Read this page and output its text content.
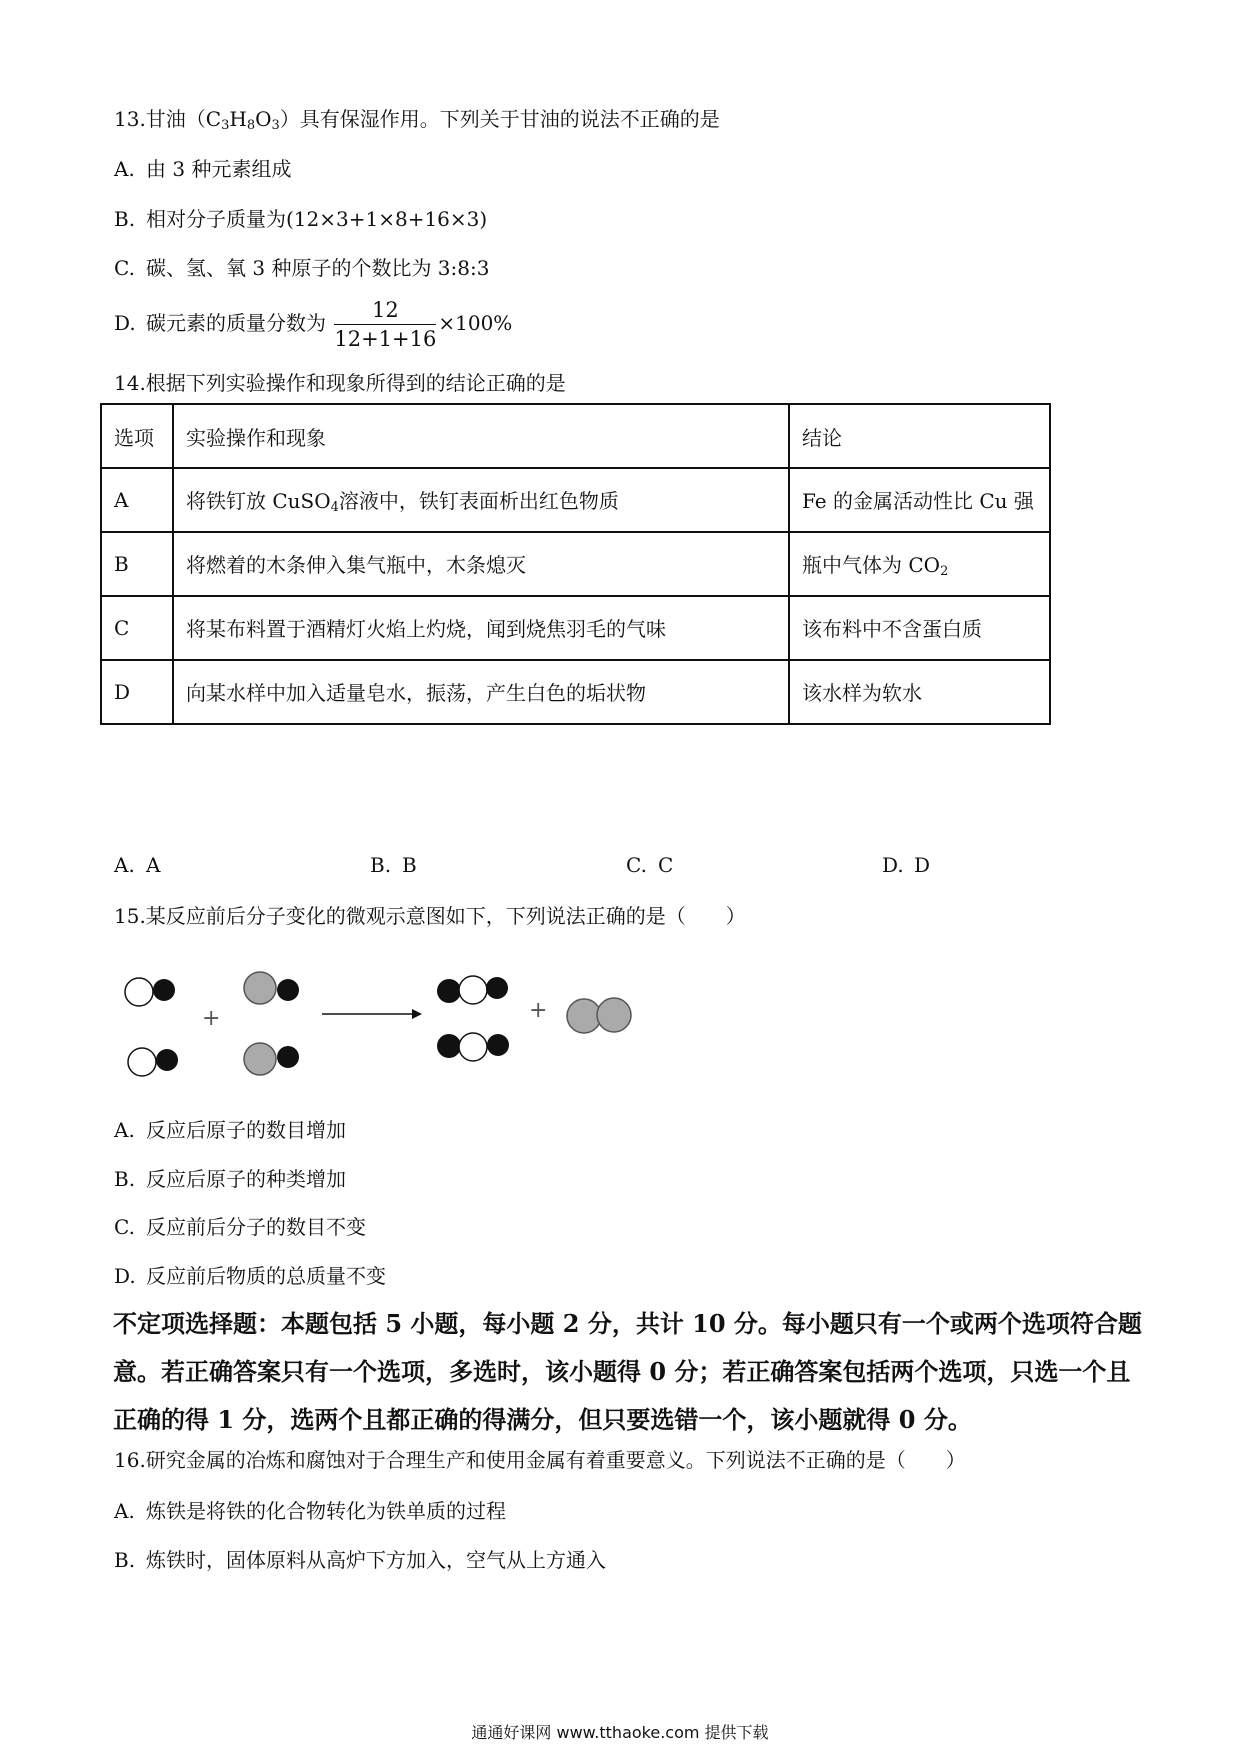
13.甘油$(C_3H_8O_3)$具有保湿作用。下列关于甘油的说法不正确的是
A. 由 3 种元素组成
B. 相对分子质量为(12×3+1×8+16×3)
C. 碳、氢、氧 3 种原子的个数比为 3:8:3
D. 碳元素的质量分数为 $\frac{12}{12+1+16} \times 100\%$
14.根据下列实验操作和现象所得到的结论正确的是
选项	实验操作和现象	结论
A	将铁钉放 CuSO$_4$溶液中，铁钉表面析出红色物质	Fe 的金属活动性比 Cu 强
B	将燃着的木条伸入集气瓶中，木条熄灭	瓶中气体为 $CO_2$
C	将某布料置于酒精灯火焰上灼烧，闻到烧焦羽毛的气味	该布料中不含蛋白质
D	向某水样中加入适量皂水，振荡，产生白色的垢状物	该水样为软水
A. A	B. B	C. C	D. D
15.某反应前后分子变化的微观示意图如下，下列说法正确的是（　　）
+	+
A. 反应后原子的数目增加
B. 反应后原子的种类增加
C. 反应前后分子的数目不变
D. 反应前后物质的总质量不变
不定项选择题：本题包括 5 小题，每小题 2 分，共计 10 分。每小题只有一个或两个选项符合题意。若正确答案只有一个选项，多选时，该小题得 0 分；若正确答案包括两个选项，只选一个且正确的得 1 分，选两个且都正确的得满分，但只要选错一个，该小题就得 0 分。
16.研究金属的冶炼和腐蚀对于合理生产和使用金属有着重要意义。下列说法不正确的是（　　）
A. 炼铁是将铁的化合物转化为铁单质的过程
B. 炼铁时，固体原料从高炉下方加入，空气从上方通入
通通好课网 www.tthaoke.com 提供下载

+++++

## What is asked
Strip out the images, then output the records above word for word.

## Reply to the task
Read this page and output its text content.
13.甘油$(C_3H_8O_3)$具有保湿作用。下列关于甘油的说法不正确的是
A. 由 3 种元素组成
B. 相对分子质量为(12×3+1×8+16×3)
C. 碳、氢、氧 3 种原子的个数比为 3:8:3
D. 碳元素的质量分数为 $\frac{12}{12+1+16} \times 100\%$
14.根据下列实验操作和现象所得到的结论正确的是
选项	实验操作和现象	结论
A	将铁钉放 CuSO$_4$溶液中，铁钉表面析出红色物质	Fe 的金属活动性比 Cu 强
B	将燃着的木条伸入集气瓶中，木条熄灭	瓶中气体为 $CO_2$
C	将某布料置于酒精灯火焰上灼烧，闻到烧焦羽毛的气味	该布料中不含蛋白质
D	向某水样中加入适量皂水，振荡，产生白色的垢状物	该水样为软水
A. A	B. B	C. C	D. D
15.某反应前后分子变化的微观示意图如下，下列说法正确的是（　　）
+	+
A. 反应后原子的数目增加
B. 反应后原子的种类增加
C. 反应前后分子的数目不变
D. 反应前后物质的总质量不变
不定项选择题：本题包括 5 小题，每小题 2 分，共计 10 分。每小题只有一个或两个选项符合题意。若正确答案只有一个选项，多选时，该小题得 0 分；若正确答案包括两个选项，只选一个且正确的得 1 分，选两个且都正确的得满分，但只要选错一个，该小题就得 0 分。
16.研究金属的冶炼和腐蚀对于合理生产和使用金属有着重要意义。下列说法不正确的是（　　）
A. 炼铁是将铁的化合物转化为铁单质的过程
B. 炼铁时，固体原料从高炉下方加入，空气从上方通入
通通好课网 www.tthaoke.com 提供下载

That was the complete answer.